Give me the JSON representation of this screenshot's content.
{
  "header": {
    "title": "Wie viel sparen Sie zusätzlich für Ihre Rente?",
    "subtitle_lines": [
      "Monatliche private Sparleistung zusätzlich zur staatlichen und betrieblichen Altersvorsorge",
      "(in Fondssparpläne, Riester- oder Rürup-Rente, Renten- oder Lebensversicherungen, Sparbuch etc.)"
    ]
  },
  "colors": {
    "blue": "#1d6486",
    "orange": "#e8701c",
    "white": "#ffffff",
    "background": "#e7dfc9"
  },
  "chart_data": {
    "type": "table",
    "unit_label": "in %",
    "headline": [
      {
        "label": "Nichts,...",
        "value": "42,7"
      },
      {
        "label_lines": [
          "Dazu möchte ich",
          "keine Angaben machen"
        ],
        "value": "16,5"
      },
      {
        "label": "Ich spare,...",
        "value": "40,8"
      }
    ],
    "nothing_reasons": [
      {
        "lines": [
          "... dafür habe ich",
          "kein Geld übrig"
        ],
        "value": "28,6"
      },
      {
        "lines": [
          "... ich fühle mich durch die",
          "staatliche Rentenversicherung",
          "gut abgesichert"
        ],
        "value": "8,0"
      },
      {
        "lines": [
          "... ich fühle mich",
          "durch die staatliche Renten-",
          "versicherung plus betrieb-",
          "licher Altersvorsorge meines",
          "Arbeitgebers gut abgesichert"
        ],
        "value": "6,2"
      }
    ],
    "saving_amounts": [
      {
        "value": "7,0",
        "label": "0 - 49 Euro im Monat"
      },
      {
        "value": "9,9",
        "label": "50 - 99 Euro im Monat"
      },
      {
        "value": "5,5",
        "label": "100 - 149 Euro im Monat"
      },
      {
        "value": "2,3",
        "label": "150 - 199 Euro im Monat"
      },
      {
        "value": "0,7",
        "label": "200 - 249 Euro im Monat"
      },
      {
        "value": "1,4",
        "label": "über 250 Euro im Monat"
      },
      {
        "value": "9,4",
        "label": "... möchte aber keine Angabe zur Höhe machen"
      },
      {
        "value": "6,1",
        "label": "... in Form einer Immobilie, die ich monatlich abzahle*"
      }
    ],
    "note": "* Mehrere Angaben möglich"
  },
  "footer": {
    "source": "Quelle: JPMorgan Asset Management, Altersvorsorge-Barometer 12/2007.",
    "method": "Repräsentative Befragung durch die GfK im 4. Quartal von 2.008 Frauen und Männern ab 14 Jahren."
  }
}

◆ ◆ ◆ ◆

§ **What is being asked**: Reproduce the listing shown above in its entirety, exactly.

§ **Exercise answer**:
Give me the JSON representation of this screenshot's content.
{
  "header": {
    "title": "Wie viel sparen Sie zusätzlich für Ihre Rente?",
    "subtitle_lines": [
      "Monatliche private Sparleistung zusätzlich zur staatlichen und betrieblichen Altersvorsorge",
      "(in Fondssparpläne, Riester- oder Rürup-Rente, Renten- oder Lebensversicherungen, Sparbuch etc.)"
    ]
  },
  "colors": {
    "blue": "#1d6486",
    "orange": "#e8701c",
    "white": "#ffffff",
    "background": "#e7dfc9"
  },
  "chart_data": {
    "type": "table",
    "unit_label": "in %",
    "headline": [
      {
        "label": "Nichts,...",
        "value": "42,7"
      },
      {
        "label_lines": [
          "Dazu möchte ich",
          "keine Angaben machen"
        ],
        "value": "16,5"
      },
      {
        "label": "Ich spare,...",
        "value": "40,8"
      }
    ],
    "nothing_reasons": [
      {
        "lines": [
          "... dafür habe ich",
          "kein Geld übrig"
        ],
        "value": "28,6"
      },
      {
        "lines": [
          "... ich fühle mich durch die",
          "staatliche Rentenversicherung",
          "gut abgesichert"
        ],
        "value": "8,0"
      },
      {
        "lines": [
          "... ich fühle mich",
          "durch die staatliche Renten-",
          "versicherung plus betrieb-",
          "licher Altersvorsorge meines",
          "Arbeitgebers gut abgesichert"
        ],
        "value": "6,2"
      }
    ],
    "saving_amounts": [
      {
        "value": "7,0",
        "label": "0 - 49 Euro im Monat"
      },
      {
        "value": "9,9",
        "label": "50 - 99 Euro im Monat"
      },
      {
        "value": "5,5",
        "label": "100 - 149 Euro im Monat"
      },
      {
        "value": "2,3",
        "label": "150 - 199 Euro im Monat"
      },
      {
        "value": "0,7",
        "label": "200 - 249 Euro im Monat"
      },
      {
        "value": "1,4",
        "label": "über 250 Euro im Monat"
      },
      {
        "value": "9,4",
        "label": "... möchte aber keine Angabe zur Höhe machen"
      },
      {
        "value": "6,1",
        "label": "... in Form einer Immobilie, die ich monatlich abzahle*"
      }
    ],
    "note": "* Mehrere Angaben möglich"
  },
  "footer": {
    "source": "Quelle: JPMorgan Asset Management, Altersvorsorge-Barometer 12/2007.",
    "method": "Repräsentative Befragung durch die GfK im 4. Quartal von 2.008 Frauen und Männern ab 14 Jahren."
  }
}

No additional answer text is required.